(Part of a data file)
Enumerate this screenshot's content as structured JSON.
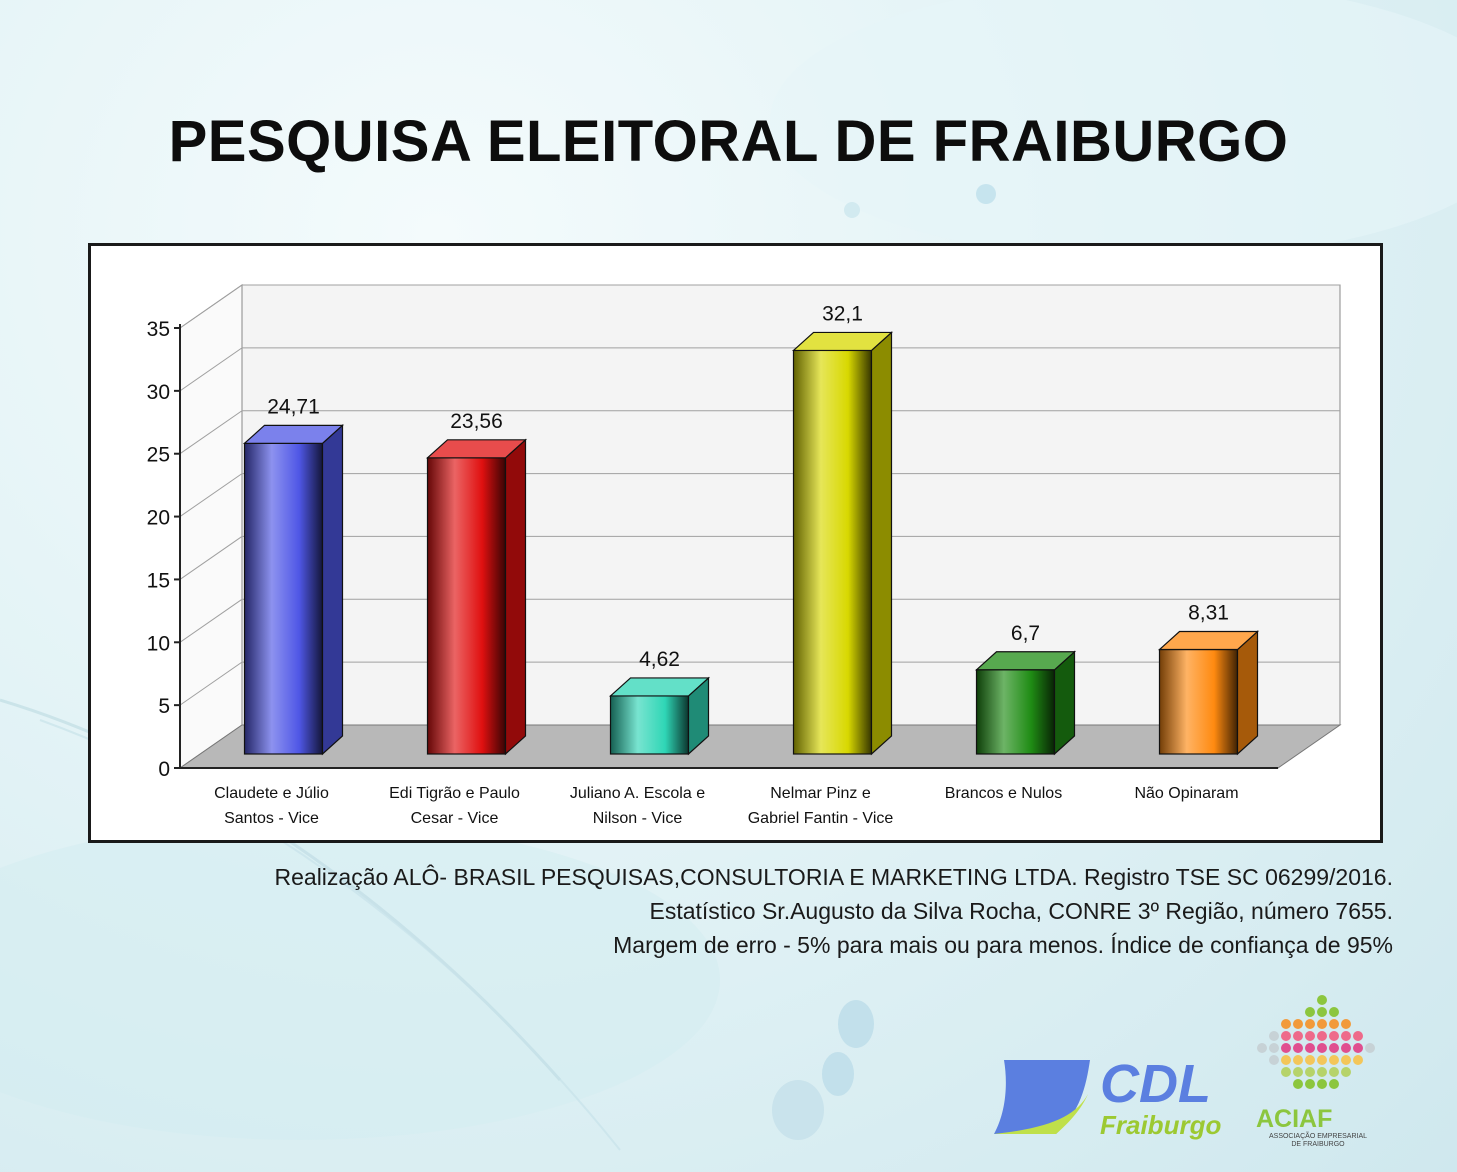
{
  "title": "PESQUISA ELEITORAL DE FRAIBURGO",
  "chart_data": {
    "type": "bar",
    "title": "",
    "xlabel": "",
    "ylabel": "",
    "ylim": [
      0,
      35
    ],
    "yticks": [
      "0",
      "5",
      "10",
      "15",
      "20",
      "25",
      "30",
      "35"
    ],
    "grid": true,
    "categories": [
      [
        "Claudete e Júlio",
        "Santos - Vice"
      ],
      [
        "Edi Tigrão e Paulo",
        "Cesar - Vice"
      ],
      [
        "Juliano A. Escola e",
        "Nilson - Vice"
      ],
      [
        "Nelmar Pinz e",
        "Gabriel Fantin - Vice"
      ],
      [
        "Brancos e Nulos"
      ],
      [
        "Não Opinaram"
      ]
    ],
    "values": [
      24.71,
      23.56,
      4.62,
      32.1,
      6.7,
      8.31
    ],
    "value_labels": [
      "24,71",
      "23,56",
      "4,62",
      "32,1",
      "6,7",
      "8,31"
    ],
    "colors": [
      "#4f57e6",
      "#e01010",
      "#2fd6b6",
      "#d8d800",
      "#1f8c14",
      "#ff8a10"
    ]
  },
  "footer": {
    "line1": "Realização ALÔ- BRASIL PESQUISAS,CONSULTORIA E MARKETING LTDA. Registro TSE SC 06299/2016.",
    "line2": "Estatístico Sr.Augusto da Silva Rocha, CONRE 3º Região, número 7655.",
    "line3": "Margem de erro - 5% para mais ou para menos. Índice de confiança de 95%"
  },
  "logos": {
    "cdl_main": "CDL",
    "cdl_sub": "Fraiburgo",
    "aciaf_main": "ACIAF",
    "aciaf_sub1": "ASSOCIAÇÃO EMPRESARIAL",
    "aciaf_sub2": "DE FRAIBURGO"
  }
}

### Challenge
The pictures in the entries should be left out; output everything else exactly.

### Task result
Enumerate this screenshot's content as structured JSON.
{
  "title": "PESQUISA ELEITORAL DE FRAIBURGO",
  "chart_data": {
    "type": "bar",
    "title": "",
    "xlabel": "",
    "ylabel": "",
    "ylim": [
      0,
      35
    ],
    "yticks": [
      "0",
      "5",
      "10",
      "15",
      "20",
      "25",
      "30",
      "35"
    ],
    "grid": true,
    "categories": [
      [
        "Claudete e Júlio",
        "Santos - Vice"
      ],
      [
        "Edi Tigrão e Paulo",
        "Cesar - Vice"
      ],
      [
        "Juliano A. Escola e",
        "Nilson - Vice"
      ],
      [
        "Nelmar Pinz e",
        "Gabriel Fantin - Vice"
      ],
      [
        "Brancos e Nulos"
      ],
      [
        "Não Opinaram"
      ]
    ],
    "values": [
      24.71,
      23.56,
      4.62,
      32.1,
      6.7,
      8.31
    ],
    "value_labels": [
      "24,71",
      "23,56",
      "4,62",
      "32,1",
      "6,7",
      "8,31"
    ],
    "colors": [
      "#4f57e6",
      "#e01010",
      "#2fd6b6",
      "#d8d800",
      "#1f8c14",
      "#ff8a10"
    ]
  },
  "footer": {
    "line1": "Realização ALÔ- BRASIL PESQUISAS,CONSULTORIA E MARKETING LTDA. Registro TSE SC 06299/2016.",
    "line2": "Estatístico Sr.Augusto da Silva Rocha, CONRE 3º Região, número 7655.",
    "line3": "Margem de erro - 5% para mais ou para menos. Índice de confiança de 95%"
  },
  "logos": {
    "cdl_main": "CDL",
    "cdl_sub": "Fraiburgo",
    "aciaf_main": "ACIAF",
    "aciaf_sub1": "ASSOCIAÇÃO EMPRESARIAL",
    "aciaf_sub2": "DE FRAIBURGO"
  }
}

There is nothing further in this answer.